— Begin THE DATA —

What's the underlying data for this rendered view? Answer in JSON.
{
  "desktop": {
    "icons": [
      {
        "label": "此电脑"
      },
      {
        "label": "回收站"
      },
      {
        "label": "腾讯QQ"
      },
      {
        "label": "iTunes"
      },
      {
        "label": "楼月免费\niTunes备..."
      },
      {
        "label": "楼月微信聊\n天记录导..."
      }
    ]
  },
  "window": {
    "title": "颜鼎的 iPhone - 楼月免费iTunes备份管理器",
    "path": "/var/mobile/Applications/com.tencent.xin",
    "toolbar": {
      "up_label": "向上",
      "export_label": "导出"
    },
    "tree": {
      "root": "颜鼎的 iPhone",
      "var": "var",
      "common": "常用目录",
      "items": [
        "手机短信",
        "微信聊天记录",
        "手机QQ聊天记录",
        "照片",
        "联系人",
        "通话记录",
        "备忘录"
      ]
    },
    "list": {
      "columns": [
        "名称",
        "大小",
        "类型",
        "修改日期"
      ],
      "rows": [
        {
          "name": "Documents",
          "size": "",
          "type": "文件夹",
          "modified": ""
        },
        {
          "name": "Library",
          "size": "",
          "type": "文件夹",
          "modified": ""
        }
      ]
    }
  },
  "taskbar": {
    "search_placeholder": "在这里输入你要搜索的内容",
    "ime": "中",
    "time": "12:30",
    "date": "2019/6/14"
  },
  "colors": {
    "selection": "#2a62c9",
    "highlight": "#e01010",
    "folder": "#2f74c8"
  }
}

— End THE DATA —
— Begin THE DATA —

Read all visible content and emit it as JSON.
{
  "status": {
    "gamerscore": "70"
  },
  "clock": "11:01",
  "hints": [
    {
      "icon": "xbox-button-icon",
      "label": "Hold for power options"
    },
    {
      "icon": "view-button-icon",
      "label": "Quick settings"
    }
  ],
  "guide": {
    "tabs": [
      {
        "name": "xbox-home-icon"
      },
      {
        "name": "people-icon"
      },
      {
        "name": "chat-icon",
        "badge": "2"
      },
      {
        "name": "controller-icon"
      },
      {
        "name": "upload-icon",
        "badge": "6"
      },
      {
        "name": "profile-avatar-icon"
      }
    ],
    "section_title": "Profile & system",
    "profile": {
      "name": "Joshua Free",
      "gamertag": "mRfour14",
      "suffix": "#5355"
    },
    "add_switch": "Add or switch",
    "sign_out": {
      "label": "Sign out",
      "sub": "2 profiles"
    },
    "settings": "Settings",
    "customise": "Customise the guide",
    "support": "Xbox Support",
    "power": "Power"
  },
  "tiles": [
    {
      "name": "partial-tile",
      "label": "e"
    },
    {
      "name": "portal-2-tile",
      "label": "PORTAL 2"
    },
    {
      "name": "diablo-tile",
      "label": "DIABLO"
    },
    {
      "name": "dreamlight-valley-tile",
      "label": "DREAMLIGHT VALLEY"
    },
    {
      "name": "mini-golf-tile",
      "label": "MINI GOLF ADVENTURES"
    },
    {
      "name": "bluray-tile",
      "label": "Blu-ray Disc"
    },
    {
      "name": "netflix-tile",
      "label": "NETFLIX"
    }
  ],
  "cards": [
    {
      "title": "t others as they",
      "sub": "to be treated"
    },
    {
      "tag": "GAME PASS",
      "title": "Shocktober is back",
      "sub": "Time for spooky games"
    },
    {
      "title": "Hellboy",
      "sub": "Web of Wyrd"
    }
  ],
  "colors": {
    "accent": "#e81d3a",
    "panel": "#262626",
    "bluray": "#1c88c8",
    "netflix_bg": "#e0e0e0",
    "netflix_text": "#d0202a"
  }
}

— End THE DATA —

### PROBLEM DESCRIPTION
Look through the material above. Copy each line where the word "settings" appears.

### REPLY TO THE EXERCISE
      "label": "Quick settings"
    "settings": "Settings",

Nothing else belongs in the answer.